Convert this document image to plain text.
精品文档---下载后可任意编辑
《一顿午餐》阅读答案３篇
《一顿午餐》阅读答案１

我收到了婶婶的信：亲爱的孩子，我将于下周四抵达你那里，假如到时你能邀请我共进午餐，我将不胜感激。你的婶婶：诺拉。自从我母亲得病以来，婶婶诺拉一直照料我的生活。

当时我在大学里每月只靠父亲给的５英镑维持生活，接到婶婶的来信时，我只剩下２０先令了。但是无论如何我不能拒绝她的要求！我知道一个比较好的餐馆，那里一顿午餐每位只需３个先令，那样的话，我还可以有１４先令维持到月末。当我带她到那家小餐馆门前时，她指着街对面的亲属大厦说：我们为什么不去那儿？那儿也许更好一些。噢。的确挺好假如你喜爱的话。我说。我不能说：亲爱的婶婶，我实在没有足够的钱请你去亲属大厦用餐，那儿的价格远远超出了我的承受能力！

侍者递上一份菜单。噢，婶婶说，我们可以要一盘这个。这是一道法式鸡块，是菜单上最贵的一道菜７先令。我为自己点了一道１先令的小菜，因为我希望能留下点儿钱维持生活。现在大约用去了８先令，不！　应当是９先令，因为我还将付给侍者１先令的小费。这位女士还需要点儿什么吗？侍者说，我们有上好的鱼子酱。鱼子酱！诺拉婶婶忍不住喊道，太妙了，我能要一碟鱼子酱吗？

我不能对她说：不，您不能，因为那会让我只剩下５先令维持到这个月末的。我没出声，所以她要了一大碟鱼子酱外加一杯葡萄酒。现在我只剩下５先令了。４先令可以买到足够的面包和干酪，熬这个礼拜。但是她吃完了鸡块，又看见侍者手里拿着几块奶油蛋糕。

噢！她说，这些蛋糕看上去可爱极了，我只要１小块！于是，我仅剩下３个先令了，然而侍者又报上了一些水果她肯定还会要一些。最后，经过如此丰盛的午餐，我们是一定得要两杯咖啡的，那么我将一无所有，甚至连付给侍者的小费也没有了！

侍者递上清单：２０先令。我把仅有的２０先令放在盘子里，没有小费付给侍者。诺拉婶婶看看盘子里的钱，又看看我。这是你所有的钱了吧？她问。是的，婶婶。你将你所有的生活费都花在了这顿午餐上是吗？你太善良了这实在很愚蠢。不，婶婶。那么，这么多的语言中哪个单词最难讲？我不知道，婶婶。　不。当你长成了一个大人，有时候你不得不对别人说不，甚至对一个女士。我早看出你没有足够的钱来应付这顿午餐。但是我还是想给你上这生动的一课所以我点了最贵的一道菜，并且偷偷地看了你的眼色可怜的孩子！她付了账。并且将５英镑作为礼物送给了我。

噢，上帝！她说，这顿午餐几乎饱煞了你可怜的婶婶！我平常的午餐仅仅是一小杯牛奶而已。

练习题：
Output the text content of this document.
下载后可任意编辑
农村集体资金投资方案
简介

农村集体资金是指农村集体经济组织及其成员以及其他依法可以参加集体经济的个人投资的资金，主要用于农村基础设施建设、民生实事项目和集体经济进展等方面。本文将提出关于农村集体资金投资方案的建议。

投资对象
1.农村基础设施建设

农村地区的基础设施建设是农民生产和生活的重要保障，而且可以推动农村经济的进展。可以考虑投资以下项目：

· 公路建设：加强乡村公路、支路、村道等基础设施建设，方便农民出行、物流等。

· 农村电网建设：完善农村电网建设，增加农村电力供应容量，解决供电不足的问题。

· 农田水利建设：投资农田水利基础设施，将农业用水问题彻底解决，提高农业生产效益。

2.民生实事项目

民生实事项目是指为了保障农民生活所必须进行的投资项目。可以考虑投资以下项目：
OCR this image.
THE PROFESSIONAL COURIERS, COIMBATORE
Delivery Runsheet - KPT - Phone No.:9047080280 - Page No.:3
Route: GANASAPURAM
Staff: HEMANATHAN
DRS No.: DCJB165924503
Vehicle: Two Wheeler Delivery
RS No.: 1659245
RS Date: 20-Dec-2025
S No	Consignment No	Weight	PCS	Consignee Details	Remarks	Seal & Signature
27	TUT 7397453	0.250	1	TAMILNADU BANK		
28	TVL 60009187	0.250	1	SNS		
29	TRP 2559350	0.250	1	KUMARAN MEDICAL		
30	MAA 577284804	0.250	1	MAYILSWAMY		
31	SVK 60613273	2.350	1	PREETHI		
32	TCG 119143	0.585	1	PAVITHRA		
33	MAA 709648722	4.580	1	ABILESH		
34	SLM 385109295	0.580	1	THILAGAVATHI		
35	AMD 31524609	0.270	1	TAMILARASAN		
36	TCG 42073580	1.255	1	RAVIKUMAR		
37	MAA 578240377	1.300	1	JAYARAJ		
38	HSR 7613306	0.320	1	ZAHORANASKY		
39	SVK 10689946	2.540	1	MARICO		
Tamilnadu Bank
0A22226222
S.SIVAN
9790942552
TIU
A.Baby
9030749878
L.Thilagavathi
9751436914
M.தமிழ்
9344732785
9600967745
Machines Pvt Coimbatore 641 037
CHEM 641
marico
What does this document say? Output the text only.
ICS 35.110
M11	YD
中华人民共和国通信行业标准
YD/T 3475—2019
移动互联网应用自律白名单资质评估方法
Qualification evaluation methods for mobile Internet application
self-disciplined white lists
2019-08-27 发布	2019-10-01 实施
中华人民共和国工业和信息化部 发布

━━━━

Exercise prompt: Restate the whole listing exactly, leaving out nothing.

Correct response:
Convert this document image to plain text.
精品文档---下载后可任意编辑
《一顿午餐》阅读答案３篇
《一顿午餐》阅读答案１

我收到了婶婶的信：亲爱的孩子，我将于下周四抵达你那里，假如到时你能邀请我共进午餐，我将不胜感激。你的婶婶：诺拉。自从我母亲得病以来，婶婶诺拉一直照料我的生活。

当时我在大学里每月只靠父亲给的５英镑维持生活，接到婶婶的来信时，我只剩下２０先令了。但是无论如何我不能拒绝她的要求！我知道一个比较好的餐馆，那里一顿午餐每位只需３个先令，那样的话，我还可以有１４先令维持到月末。当我带她到那家小餐馆门前时，她指着街对面的亲属大厦说：我们为什么不去那儿？那儿也许更好一些。噢。的确挺好假如你喜爱的话。我说。我不能说：亲爱的婶婶，我实在没有足够的钱请你去亲属大厦用餐，那儿的价格远远超出了我的承受能力！

侍者递上一份菜单。噢，婶婶说，我们可以要一盘这个。这是一道法式鸡块，是菜单上最贵的一道菜７先令。我为自己点了一道１先令的小菜，因为我希望能留下点儿钱维持生活。现在大约用去了８先令，不！　应当是９先令，因为我还将付给侍者１先令的小费。这位女士还需要点儿什么吗？侍者说，我们有上好的鱼子酱。鱼子酱！诺拉婶婶忍不住喊道，太妙了，我能要一碟鱼子酱吗？

我不能对她说：不，您不能，因为那会让我只剩下５先令维持到这个月末的。我没出声，所以她要了一大碟鱼子酱外加一杯葡萄酒。现在我只剩下５先令了。４先令可以买到足够的面包和干酪，熬这个礼拜。但是她吃完了鸡块，又看见侍者手里拿着几块奶油蛋糕。

噢！她说，这些蛋糕看上去可爱极了，我只要１小块！于是，我仅剩下３个先令了，然而侍者又报上了一些水果她肯定还会要一些。最后，经过如此丰盛的午餐，我们是一定得要两杯咖啡的，那么我将一无所有，甚至连付给侍者的小费也没有了！

侍者递上清单：２０先令。我把仅有的２０先令放在盘子里，没有小费付给侍者。诺拉婶婶看看盘子里的钱，又看看我。这是你所有的钱了吧？她问。是的，婶婶。你将你所有的生活费都花在了这顿午餐上是吗？你太善良了这实在很愚蠢。不，婶婶。那么，这么多的语言中哪个单词最难讲？我不知道，婶婶。　不。当你长成了一个大人，有时候你不得不对别人说不，甚至对一个女士。我早看出你没有足够的钱来应付这顿午餐。但是我还是想给你上这生动的一课所以我点了最贵的一道菜，并且偷偷地看了你的眼色可怜的孩子！她付了账。并且将５英镑作为礼物送给了我。

噢，上帝！她说，这顿午餐几乎饱煞了你可怜的婶婶！我平常的午餐仅仅是一小杯牛奶而已。

练习题：
Output the text content of this document.
下载后可任意编辑
农村集体资金投资方案
简介

农村集体资金是指农村集体经济组织及其成员以及其他依法可以参加集体经济的个人投资的资金，主要用于农村基础设施建设、民生实事项目和集体经济进展等方面。本文将提出关于农村集体资金投资方案的建议。

投资对象
1.农村基础设施建设

农村地区的基础设施建设是农民生产和生活的重要保障，而且可以推动农村经济的进展。可以考虑投资以下项目：

· 公路建设：加强乡村公路、支路、村道等基础设施建设，方便农民出行、物流等。

· 农村电网建设：完善农村电网建设，增加农村电力供应容量，解决供电不足的问题。

· 农田水利建设：投资农田水利基础设施，将农业用水问题彻底解决，提高农业生产效益。

2.民生实事项目

民生实事项目是指为了保障农民生活所必须进行的投资项目。可以考虑投资以下项目：
OCR this image.
THE PROFESSIONAL COURIERS, COIMBATORE
Delivery Runsheet - KPT - Phone No.:9047080280 - Page No.:3
Route: GANASAPURAM
Staff: HEMANATHAN
DRS No.: DCJB165924503
Vehicle: Two Wheeler Delivery
RS No.: 1659245
RS Date: 20-Dec-2025
S No	Consignment No	Weight	PCS	Consignee Details	Remarks	Seal & Signature
27	TUT 7397453	0.250	1	TAMILNADU BANK		
28	TVL 60009187	0.250	1	SNS		
29	TRP 2559350	0.250	1	KUMARAN MEDICAL		
30	MAA 577284804	0.250	1	MAYILSWAMY		
31	SVK 60613273	2.350	1	PREETHI		
32	TCG 119143	0.585	1	PAVITHRA		
33	MAA 709648722	4.580	1	ABILESH		
34	SLM 385109295	0.580	1	THILAGAVATHI		
35	AMD 31524609	0.270	1	TAMILARASAN		
36	TCG 42073580	1.255	1	RAVIKUMAR		
37	MAA 578240377	1.300	1	JAYARAJ		
38	HSR 7613306	0.320	1	ZAHORANASKY		
39	SVK 10689946	2.540	1	MARICO		
Tamilnadu Bank
0A22226222
S.SIVAN
9790942552
TIU
A.Baby
9030749878
L.Thilagavathi
9751436914
M.தமிழ்
9344732785
9600967745
Machines Pvt Coimbatore 641 037
CHEM 641
marico
What does this document say? Output the text only.
ICS 35.110
M11	YD
中华人民共和国通信行业标准
YD/T 3475—2019
移动互联网应用自律白名单资质评估方法
Qualification evaluation methods for mobile Internet application
self-disciplined white lists
2019-08-27 发布	2019-10-01 实施
中华人民共和国工业和信息化部 发布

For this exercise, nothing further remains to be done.